■ **YOUR INSTRUCTIONS**
In the records that follow, locate every line with "天朝田亩制度" and extract it.

--------------------

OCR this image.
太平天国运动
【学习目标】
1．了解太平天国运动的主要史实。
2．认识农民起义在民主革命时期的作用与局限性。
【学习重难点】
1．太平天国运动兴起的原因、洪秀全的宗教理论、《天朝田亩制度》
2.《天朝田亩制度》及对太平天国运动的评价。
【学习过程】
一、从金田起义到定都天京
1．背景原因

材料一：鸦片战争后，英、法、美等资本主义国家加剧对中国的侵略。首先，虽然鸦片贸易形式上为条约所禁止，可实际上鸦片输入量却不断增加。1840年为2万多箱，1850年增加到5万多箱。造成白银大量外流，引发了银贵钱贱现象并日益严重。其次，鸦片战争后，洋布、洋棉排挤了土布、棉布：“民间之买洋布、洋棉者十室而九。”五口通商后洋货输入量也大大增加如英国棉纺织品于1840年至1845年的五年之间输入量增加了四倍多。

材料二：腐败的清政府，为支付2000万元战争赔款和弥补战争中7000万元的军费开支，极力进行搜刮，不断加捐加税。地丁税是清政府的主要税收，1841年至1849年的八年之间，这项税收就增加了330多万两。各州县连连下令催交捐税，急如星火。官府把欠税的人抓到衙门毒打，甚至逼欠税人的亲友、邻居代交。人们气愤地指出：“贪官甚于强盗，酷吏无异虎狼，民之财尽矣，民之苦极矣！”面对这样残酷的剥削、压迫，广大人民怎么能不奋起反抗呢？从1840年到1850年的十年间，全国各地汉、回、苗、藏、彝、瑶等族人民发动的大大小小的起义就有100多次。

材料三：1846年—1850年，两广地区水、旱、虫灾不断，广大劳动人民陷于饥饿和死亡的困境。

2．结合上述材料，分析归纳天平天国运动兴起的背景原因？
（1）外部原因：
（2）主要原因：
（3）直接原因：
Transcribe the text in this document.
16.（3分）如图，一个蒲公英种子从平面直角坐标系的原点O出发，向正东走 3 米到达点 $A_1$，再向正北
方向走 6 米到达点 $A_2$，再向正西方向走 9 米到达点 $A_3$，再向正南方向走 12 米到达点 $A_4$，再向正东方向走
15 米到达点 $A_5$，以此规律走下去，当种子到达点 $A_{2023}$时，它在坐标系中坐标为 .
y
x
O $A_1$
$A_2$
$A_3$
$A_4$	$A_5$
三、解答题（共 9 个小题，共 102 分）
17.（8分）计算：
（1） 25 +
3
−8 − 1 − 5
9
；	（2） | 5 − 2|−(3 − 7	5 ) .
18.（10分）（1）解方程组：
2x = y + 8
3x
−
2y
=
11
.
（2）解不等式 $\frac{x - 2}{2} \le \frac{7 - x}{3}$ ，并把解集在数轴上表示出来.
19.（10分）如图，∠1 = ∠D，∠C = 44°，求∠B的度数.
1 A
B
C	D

--------------------

■ **OUTPUT BELOW**
1．太平天国运动兴起的原因、洪秀全的宗教理论、《天朝田亩制度》
2.《天朝田亩制度》及对太平天国运动的评价。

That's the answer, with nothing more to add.